#### [Given problem]
Transcribe all the entries word for word, skipping the pictures.

(Saved entries)
┏━━
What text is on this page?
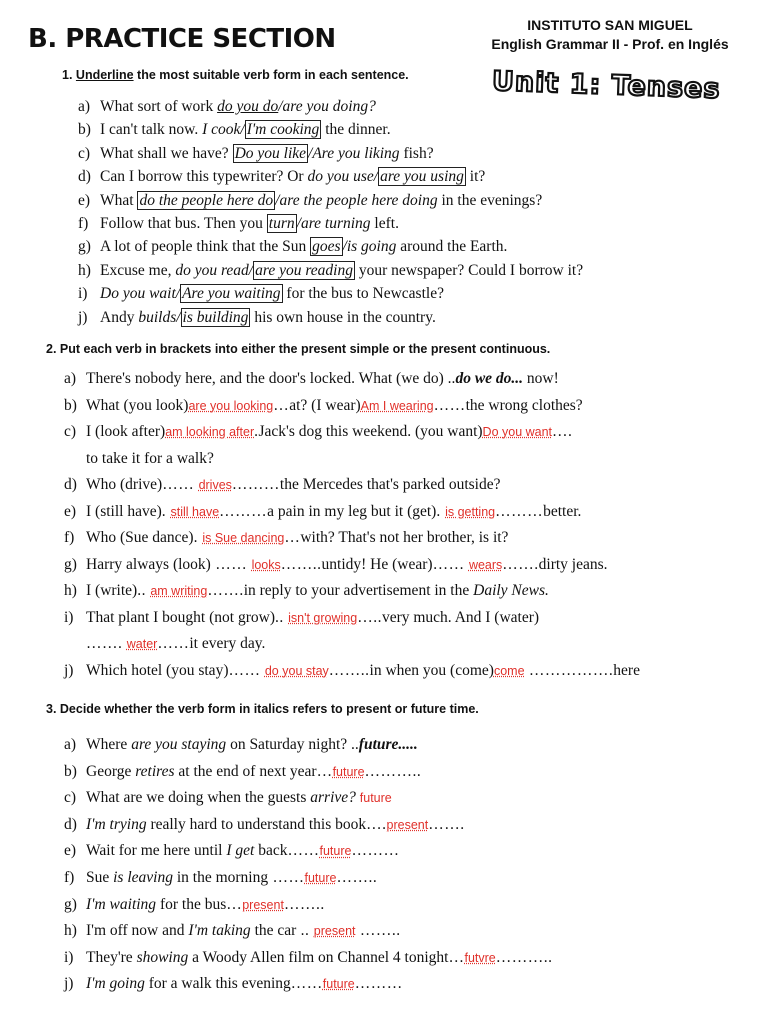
B. PRACTICE SECTION	INSTITUTO SAN MIGUEL
English Grammar II - Prof. en Inglés
Unit 1: Tenses
1. Underline the most suitable verb form in each sentence.
a) What sort of work do you do/are you doing?
b) I can't talk now. I cook/ I'm cooking the dinner.
c) What shall we have? Do you like /Are you liking fish?
d) Can I borrow this typewriter? Or do you use/ are you using it?
e) What do the people here do /are the people here doing in the evenings?
f) Follow that bus. Then you turn /are turning left.
g) A lot of people think that the Sun goes /is going around the Earth.
h) Excuse me, do you read/ are you reading your newspaper? Could I borrow it?
i) Do you wait/ Are you waiting for the bus to Newcastle?
j) Andy builds/ is building his own house in the country.
2. Put each verb in brackets into either the present simple or the present continuous.
a) There's nobody here, and the door's locked. What (we do) ..do we do... now!
b) What (you look)are you looking…at? (I wear)Am I wearing……the wrong clothes?
c) I (look after)am looking after.Jack's dog this weekend. (you want)Do you want….
to take it for a walk?
d) Who (drive)…… drives………the Mercedes that's parked outside?
e) I (still have). still have………a pain in my leg but it (get). is getting………better.
f) Who (Sue dance). is Sue dancing…with? That's not her brother, is it?
g) Harry always (look) …… looks……..untidy! He (wear)…… wears…….dirty jeans.
h) I (write).. am writing…….in reply to your advertisement in the Daily News.
i) That plant I bought (not grow).. isn't growing…..very much. And I (water)
……. water……it every day.
j) Which hotel (you stay)…… do you stay……..in when you (come)come …………….here
3. Decide whether the verb form in italics refers to present or future time.
a) Where are you staying on Saturday night? ..future.....
b) George retires at the end of next year…future………..
c) What are we doing when the guests arrive? future
d) I'm trying really hard to understand this book….present…….
e) Wait for me here until I get back……future………
f) Sue is leaving in the morning ……future……..
g) I'm waiting for the bus…present……..
h) I'm off now and I'm taking the car .. present ……..
i) They're showing a Woody Allen film on Channel 4 tonight…futvre………..
j) I'm going for a walk this evening……future………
┗━━
#### [Answer to the task]
What text is on this page?
B. PRACTICE SECTION	INSTITUTO SAN MIGUEL
English Grammar II - Prof. en Inglés
Unit 1: Tenses
1. Underline the most suitable verb form in each sentence.
a) What sort of work do you do/are you doing?
b) I can't talk now. I cook/ I'm cooking the dinner.
c) What shall we have? Do you like /Are you liking fish?
d) Can I borrow this typewriter? Or do you use/ are you using it?
e) What do the people here do /are the people here doing in the evenings?
f) Follow that bus. Then you turn /are turning left.
g) A lot of people think that the Sun goes /is going around the Earth.
h) Excuse me, do you read/ are you reading your newspaper? Could I borrow it?
i) Do you wait/ Are you waiting for the bus to Newcastle?
j) Andy builds/ is building his own house in the country.
2. Put each verb in brackets into either the present simple or the present continuous.
a) There's nobody here, and the door's locked. What (we do) ..do we do... now!
b) What (you look)are you looking…at? (I wear)Am I wearing……the wrong clothes?
c) I (look after)am looking after.Jack's dog this weekend. (you want)Do you want….
to take it for a walk?
d) Who (drive)…… drives………the Mercedes that's parked outside?
e) I (still have). still have………a pain in my leg but it (get). is getting………better.
f) Who (Sue dance). is Sue dancing…with? That's not her brother, is it?
g) Harry always (look) …… looks……..untidy! He (wear)…… wears…….dirty jeans.
h) I (write).. am writing…….in reply to your advertisement in the Daily News.
i) That plant I bought (not grow).. isn't growing…..very much. And I (water)
……. water……it every day.
j) Which hotel (you stay)…… do you stay……..in when you (come)come …………….here
3. Decide whether the verb form in italics refers to present or future time.
a) Where are you staying on Saturday night? ..future.....
b) George retires at the end of next year…future………..
c) What are we doing when the guests arrive? future
d) I'm trying really hard to understand this book….present…….
e) Wait for me here until I get back……future………
f) Sue is leaving in the morning ……future……..
g) I'm waiting for the bus…present……..
h) I'm off now and I'm taking the car .. present ……..
i) They're showing a Woody Allen film on Channel 4 tonight…futvre………..
j) I'm going for a walk this evening……future………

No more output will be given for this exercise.